= To be done =
Transcribe the records below exactly as they appear.
══════
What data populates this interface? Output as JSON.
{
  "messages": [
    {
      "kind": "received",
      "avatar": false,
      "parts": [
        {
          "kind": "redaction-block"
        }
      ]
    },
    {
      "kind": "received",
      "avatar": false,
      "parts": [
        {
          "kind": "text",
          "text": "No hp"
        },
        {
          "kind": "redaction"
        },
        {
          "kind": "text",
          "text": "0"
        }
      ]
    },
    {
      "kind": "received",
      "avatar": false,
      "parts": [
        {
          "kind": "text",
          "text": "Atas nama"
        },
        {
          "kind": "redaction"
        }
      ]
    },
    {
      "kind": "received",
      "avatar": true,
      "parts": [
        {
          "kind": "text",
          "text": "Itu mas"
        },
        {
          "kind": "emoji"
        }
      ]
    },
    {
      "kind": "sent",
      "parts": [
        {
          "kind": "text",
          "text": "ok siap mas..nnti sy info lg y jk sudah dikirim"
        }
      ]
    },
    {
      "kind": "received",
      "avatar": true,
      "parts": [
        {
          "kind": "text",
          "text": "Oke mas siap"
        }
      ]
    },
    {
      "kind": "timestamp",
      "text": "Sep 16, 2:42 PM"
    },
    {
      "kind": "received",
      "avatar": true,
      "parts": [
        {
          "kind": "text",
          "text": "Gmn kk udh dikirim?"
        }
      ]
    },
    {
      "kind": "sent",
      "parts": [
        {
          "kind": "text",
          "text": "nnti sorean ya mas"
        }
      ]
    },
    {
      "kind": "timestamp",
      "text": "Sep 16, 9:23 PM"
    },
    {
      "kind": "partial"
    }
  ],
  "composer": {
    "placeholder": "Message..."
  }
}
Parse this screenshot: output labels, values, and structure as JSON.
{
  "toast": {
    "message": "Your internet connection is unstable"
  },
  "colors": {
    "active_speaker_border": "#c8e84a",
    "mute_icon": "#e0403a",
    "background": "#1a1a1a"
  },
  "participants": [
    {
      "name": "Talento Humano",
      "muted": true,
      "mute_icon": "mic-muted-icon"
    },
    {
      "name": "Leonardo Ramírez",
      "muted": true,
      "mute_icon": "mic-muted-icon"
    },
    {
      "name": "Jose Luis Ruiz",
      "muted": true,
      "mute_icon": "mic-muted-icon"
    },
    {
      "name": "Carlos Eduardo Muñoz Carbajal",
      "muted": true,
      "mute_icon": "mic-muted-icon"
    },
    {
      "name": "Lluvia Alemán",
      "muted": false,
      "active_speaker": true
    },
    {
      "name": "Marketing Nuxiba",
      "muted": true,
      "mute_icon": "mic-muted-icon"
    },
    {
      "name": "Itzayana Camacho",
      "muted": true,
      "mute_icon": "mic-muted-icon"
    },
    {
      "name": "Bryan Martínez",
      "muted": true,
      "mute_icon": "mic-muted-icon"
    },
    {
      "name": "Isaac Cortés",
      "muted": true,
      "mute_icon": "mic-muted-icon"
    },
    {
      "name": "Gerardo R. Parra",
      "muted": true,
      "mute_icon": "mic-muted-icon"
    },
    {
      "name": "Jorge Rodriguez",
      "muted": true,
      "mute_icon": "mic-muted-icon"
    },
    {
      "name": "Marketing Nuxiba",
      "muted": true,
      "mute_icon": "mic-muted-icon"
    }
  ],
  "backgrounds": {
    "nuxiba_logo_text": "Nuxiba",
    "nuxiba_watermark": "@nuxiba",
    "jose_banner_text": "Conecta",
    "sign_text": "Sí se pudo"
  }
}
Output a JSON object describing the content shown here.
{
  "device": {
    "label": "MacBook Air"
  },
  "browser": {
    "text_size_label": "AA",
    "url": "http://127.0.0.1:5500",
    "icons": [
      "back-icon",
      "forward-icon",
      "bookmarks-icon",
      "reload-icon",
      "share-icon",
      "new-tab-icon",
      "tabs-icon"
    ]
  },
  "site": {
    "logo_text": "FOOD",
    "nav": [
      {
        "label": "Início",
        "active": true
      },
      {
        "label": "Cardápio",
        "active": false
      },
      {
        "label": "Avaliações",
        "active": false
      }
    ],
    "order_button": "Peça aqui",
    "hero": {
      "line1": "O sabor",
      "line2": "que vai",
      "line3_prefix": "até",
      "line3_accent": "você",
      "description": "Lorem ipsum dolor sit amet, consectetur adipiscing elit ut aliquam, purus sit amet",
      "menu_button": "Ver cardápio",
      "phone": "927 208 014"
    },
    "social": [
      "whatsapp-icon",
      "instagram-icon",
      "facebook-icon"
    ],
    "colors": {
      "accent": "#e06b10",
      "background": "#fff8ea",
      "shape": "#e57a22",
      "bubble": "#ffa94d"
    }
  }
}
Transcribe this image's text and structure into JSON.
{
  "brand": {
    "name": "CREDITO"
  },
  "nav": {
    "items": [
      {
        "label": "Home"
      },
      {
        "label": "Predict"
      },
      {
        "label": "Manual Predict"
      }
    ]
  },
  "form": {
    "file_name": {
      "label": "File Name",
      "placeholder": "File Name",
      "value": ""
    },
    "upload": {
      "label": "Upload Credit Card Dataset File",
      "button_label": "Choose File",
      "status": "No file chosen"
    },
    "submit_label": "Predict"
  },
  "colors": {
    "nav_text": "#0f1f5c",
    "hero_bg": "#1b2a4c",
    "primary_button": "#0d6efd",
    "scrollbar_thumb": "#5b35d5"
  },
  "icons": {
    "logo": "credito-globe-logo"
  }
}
══════
= Reply to the exercise =
What data populates this interface? Output as JSON.
{
  "messages": [
    {
      "kind": "received",
      "avatar": false,
      "parts": [
        {
          "kind": "redaction-block"
        }
      ]
    },
    {
      "kind": "received",
      "avatar": false,
      "parts": [
        {
          "kind": "text",
          "text": "No hp"
        },
        {
          "kind": "redaction"
        },
        {
          "kind": "text",
          "text": "0"
        }
      ]
    },
    {
      "kind": "received",
      "avatar": false,
      "parts": [
        {
          "kind": "text",
          "text": "Atas nama"
        },
        {
          "kind": "redaction"
        }
      ]
    },
    {
      "kind": "received",
      "avatar": true,
      "parts": [
        {
          "kind": "text",
          "text": "Itu mas"
        },
        {
          "kind": "emoji"
        }
      ]
    },
    {
      "kind": "sent",
      "parts": [
        {
          "kind": "text",
          "text": "ok siap mas..nnti sy info lg y jk sudah dikirim"
        }
      ]
    },
    {
      "kind": "received",
      "avatar": true,
      "parts": [
        {
          "kind": "text",
          "text": "Oke mas siap"
        }
      ]
    },
    {
      "kind": "timestamp",
      "text": "Sep 16, 2:42 PM"
    },
    {
      "kind": "received",
      "avatar": true,
      "parts": [
        {
          "kind": "text",
          "text": "Gmn kk udh dikirim?"
        }
      ]
    },
    {
      "kind": "sent",
      "parts": [
        {
          "kind": "text",
          "text": "nnti sorean ya mas"
        }
      ]
    },
    {
      "kind": "timestamp",
      "text": "Sep 16, 9:23 PM"
    },
    {
      "kind": "partial"
    }
  ],
  "composer": {
    "placeholder": "Message..."
  }
}
Parse this screenshot: output labels, values, and structure as JSON.
{
  "toast": {
    "message": "Your internet connection is unstable"
  },
  "colors": {
    "active_speaker_border": "#c8e84a",
    "mute_icon": "#e0403a",
    "background": "#1a1a1a"
  },
  "participants": [
    {
      "name": "Talento Humano",
      "muted": true,
      "mute_icon": "mic-muted-icon"
    },
    {
      "name": "Leonardo Ramírez",
      "muted": true,
      "mute_icon": "mic-muted-icon"
    },
    {
      "name": "Jose Luis Ruiz",
      "muted": true,
      "mute_icon": "mic-muted-icon"
    },
    {
      "name": "Carlos Eduardo Muñoz Carbajal",
      "muted": true,
      "mute_icon": "mic-muted-icon"
    },
    {
      "name": "Lluvia Alemán",
      "muted": false,
      "active_speaker": true
    },
    {
      "name": "Marketing Nuxiba",
      "muted": true,
      "mute_icon": "mic-muted-icon"
    },
    {
      "name": "Itzayana Camacho",
      "muted": true,
      "mute_icon": "mic-muted-icon"
    },
    {
      "name": "Bryan Martínez",
      "muted": true,
      "mute_icon": "mic-muted-icon"
    },
    {
      "name": "Isaac Cortés",
      "muted": true,
      "mute_icon": "mic-muted-icon"
    },
    {
      "name": "Gerardo R. Parra",
      "muted": true,
      "mute_icon": "mic-muted-icon"
    },
    {
      "name": "Jorge Rodriguez",
      "muted": true,
      "mute_icon": "mic-muted-icon"
    },
    {
      "name": "Marketing Nuxiba",
      "muted": true,
      "mute_icon": "mic-muted-icon"
    }
  ],
  "backgrounds": {
    "nuxiba_logo_text": "Nuxiba",
    "nuxiba_watermark": "@nuxiba",
    "jose_banner_text": "Conecta",
    "sign_text": "Sí se pudo"
  }
}
Output a JSON object describing the content shown here.
{
  "device": {
    "label": "MacBook Air"
  },
  "browser": {
    "text_size_label": "AA",
    "url": "http://127.0.0.1:5500",
    "icons": [
      "back-icon",
      "forward-icon",
      "bookmarks-icon",
      "reload-icon",
      "share-icon",
      "new-tab-icon",
      "tabs-icon"
    ]
  },
  "site": {
    "logo_text": "FOOD",
    "nav": [
      {
        "label": "Início",
        "active": true
      },
      {
        "label": "Cardápio",
        "active": false
      },
      {
        "label": "Avaliações",
        "active": false
      }
    ],
    "order_button": "Peça aqui",
    "hero": {
      "line1": "O sabor",
      "line2": "que vai",
      "line3_prefix": "até",
      "line3_accent": "você",
      "description": "Lorem ipsum dolor sit amet, consectetur adipiscing elit ut aliquam, purus sit amet",
      "menu_button": "Ver cardápio",
      "phone": "927 208 014"
    },
    "social": [
      "whatsapp-icon",
      "instagram-icon",
      "facebook-icon"
    ],
    "colors": {
      "accent": "#e06b10",
      "background": "#fff8ea",
      "shape": "#e57a22",
      "bubble": "#ffa94d"
    }
  }
}
Transcribe this image's text and structure into JSON.
{
  "brand": {
    "name": "CREDITO"
  },
  "nav": {
    "items": [
      {
        "label": "Home"
      },
      {
        "label": "Predict"
      },
      {
        "label": "Manual Predict"
      }
    ]
  },
  "form": {
    "file_name": {
      "label": "File Name",
      "placeholder": "File Name",
      "value": ""
    },
    "upload": {
      "label": "Upload Credit Card Dataset File",
      "button_label": "Choose File",
      "status": "No file chosen"
    },
    "submit_label": "Predict"
  },
  "colors": {
    "nav_text": "#0f1f5c",
    "hero_bg": "#1b2a4c",
    "primary_button": "#0d6efd",
    "scrollbar_thumb": "#5b35d5"
  },
  "icons": {
    "logo": "credito-globe-logo"
  }
}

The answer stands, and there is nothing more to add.